Wherever the word "Oral" appears in a line, copy that line.
┌──
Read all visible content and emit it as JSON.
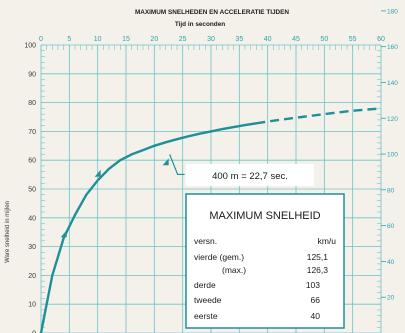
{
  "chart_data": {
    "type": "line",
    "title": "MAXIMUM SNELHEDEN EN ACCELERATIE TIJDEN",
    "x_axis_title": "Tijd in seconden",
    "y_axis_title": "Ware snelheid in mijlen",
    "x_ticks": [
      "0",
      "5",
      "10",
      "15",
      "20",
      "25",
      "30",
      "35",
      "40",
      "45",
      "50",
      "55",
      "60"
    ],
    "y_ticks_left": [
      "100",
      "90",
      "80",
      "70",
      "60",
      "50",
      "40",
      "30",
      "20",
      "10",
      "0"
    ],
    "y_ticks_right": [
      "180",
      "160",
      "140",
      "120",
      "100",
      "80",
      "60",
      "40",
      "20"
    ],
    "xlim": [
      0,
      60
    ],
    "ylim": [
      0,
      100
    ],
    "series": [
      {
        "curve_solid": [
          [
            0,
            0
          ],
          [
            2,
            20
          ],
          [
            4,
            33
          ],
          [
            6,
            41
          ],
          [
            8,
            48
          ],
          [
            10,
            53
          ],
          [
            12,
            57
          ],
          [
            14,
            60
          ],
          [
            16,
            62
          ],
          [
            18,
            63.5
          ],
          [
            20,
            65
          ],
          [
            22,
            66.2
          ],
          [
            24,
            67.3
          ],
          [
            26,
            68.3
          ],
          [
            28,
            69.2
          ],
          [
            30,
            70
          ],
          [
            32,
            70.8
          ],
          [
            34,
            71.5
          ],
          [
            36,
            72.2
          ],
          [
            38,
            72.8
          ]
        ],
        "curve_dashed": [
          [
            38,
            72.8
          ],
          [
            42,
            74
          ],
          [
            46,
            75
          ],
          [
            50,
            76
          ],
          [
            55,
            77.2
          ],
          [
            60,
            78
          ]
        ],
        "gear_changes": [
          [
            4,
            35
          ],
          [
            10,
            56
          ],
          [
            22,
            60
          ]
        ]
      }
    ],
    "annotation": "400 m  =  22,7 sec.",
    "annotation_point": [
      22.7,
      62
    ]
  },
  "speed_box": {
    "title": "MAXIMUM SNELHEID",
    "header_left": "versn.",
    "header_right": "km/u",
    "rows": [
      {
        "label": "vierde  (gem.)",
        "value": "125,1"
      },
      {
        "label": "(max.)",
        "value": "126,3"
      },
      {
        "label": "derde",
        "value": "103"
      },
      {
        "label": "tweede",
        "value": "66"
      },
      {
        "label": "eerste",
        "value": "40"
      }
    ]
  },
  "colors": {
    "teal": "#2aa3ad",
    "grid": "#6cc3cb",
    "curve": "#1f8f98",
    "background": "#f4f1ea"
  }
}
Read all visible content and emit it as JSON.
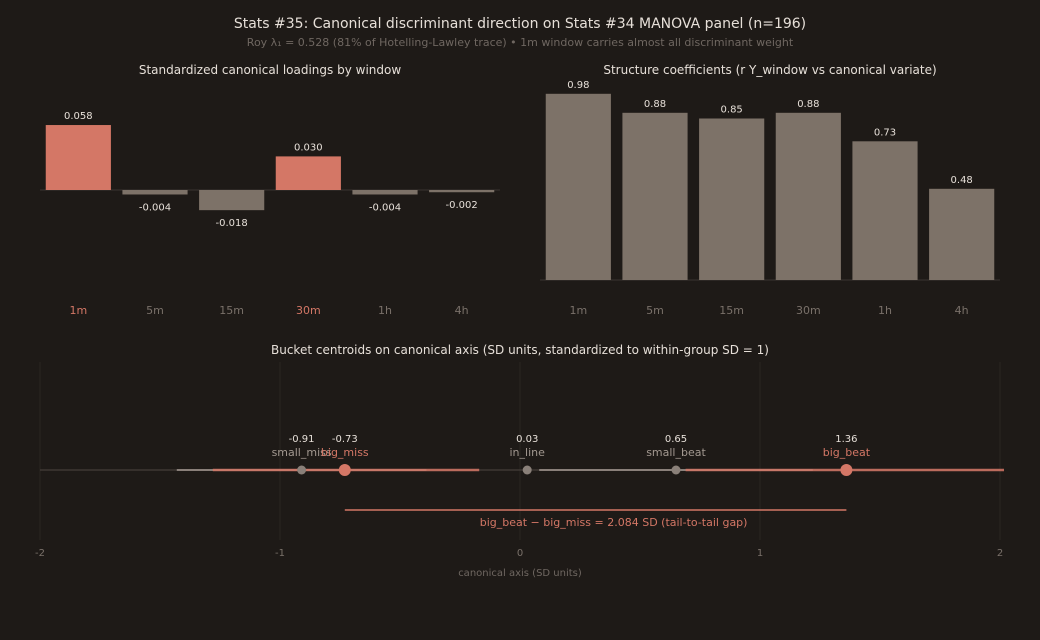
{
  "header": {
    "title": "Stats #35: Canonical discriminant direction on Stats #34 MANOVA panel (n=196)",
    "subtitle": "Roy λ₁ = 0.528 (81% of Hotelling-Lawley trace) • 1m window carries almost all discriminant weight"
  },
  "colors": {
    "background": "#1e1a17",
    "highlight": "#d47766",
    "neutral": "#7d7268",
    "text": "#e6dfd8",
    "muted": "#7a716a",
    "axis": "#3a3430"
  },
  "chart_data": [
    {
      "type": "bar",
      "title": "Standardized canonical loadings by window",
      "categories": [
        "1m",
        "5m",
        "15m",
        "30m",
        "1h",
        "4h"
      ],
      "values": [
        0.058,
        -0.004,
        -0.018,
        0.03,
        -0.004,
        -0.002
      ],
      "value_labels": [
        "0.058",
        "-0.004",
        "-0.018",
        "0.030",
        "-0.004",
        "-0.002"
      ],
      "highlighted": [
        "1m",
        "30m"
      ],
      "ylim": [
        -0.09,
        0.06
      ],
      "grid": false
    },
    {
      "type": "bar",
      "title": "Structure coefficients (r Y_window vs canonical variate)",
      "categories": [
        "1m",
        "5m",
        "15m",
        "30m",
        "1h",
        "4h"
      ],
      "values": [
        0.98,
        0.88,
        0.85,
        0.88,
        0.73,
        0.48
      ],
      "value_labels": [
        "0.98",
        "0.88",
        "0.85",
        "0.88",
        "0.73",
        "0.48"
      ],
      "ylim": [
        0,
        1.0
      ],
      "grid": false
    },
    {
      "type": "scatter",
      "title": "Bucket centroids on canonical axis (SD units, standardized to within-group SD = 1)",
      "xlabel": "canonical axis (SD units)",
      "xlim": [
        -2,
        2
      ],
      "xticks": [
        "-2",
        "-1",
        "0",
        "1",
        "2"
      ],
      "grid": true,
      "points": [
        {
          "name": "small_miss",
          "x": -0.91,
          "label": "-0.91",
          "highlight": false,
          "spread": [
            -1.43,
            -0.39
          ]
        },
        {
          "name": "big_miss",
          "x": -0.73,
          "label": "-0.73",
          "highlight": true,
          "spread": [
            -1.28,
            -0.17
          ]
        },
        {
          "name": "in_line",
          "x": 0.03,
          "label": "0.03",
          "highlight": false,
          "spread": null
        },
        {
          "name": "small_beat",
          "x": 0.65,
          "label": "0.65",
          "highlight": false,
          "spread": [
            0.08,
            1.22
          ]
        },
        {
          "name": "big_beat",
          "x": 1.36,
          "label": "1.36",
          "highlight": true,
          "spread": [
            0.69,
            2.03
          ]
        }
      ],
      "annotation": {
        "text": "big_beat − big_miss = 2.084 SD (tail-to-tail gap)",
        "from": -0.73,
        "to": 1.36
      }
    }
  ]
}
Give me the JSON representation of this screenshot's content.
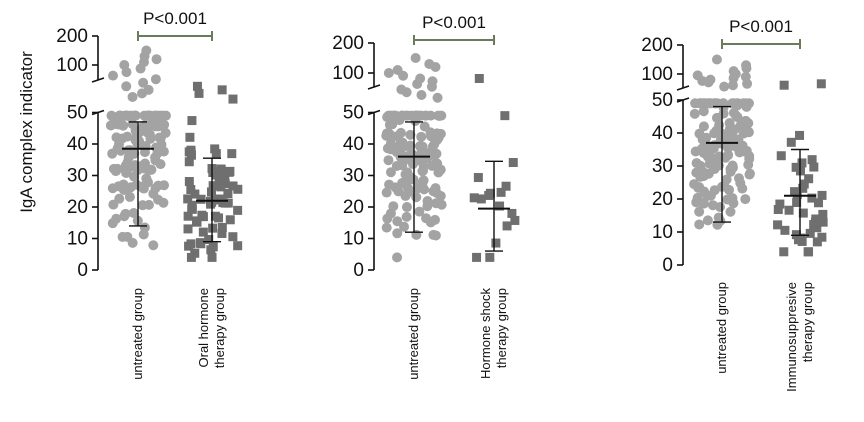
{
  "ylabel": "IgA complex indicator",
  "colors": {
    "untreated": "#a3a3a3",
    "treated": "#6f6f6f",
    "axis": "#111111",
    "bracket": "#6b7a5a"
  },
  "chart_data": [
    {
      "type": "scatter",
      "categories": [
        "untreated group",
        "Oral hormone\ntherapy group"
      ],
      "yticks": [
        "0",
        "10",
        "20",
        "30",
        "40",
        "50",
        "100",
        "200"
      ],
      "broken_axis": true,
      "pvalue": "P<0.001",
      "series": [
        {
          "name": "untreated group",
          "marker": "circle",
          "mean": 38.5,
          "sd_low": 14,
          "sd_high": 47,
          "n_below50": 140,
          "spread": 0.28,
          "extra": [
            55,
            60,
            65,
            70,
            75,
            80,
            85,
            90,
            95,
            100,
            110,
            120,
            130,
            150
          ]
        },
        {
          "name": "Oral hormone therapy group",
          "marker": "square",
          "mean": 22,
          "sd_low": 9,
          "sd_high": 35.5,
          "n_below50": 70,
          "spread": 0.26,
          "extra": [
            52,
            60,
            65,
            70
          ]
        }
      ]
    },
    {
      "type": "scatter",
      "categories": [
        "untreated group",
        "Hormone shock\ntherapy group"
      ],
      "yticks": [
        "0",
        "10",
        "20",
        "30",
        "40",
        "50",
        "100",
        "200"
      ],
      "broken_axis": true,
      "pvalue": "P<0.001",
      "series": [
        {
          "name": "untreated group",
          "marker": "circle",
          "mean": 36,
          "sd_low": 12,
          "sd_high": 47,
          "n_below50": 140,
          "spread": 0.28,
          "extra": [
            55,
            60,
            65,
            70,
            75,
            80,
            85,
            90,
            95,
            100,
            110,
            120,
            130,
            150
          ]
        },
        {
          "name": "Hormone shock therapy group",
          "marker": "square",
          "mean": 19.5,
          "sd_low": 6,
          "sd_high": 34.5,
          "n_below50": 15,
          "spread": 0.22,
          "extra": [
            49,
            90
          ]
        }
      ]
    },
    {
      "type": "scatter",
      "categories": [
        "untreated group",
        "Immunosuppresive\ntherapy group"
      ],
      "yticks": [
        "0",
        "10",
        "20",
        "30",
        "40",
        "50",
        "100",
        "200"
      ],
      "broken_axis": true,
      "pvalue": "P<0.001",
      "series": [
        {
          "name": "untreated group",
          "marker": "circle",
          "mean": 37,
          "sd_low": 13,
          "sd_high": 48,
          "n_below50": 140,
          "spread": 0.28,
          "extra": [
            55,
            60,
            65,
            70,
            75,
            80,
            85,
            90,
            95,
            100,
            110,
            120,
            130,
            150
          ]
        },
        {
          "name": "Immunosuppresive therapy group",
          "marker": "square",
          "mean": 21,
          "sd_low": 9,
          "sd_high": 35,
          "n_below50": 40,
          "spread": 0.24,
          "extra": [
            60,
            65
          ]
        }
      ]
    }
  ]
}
└──
## [Solved problem]
        "Oral hormone\ntherapy group"
          "name": "Oral hormone therapy group",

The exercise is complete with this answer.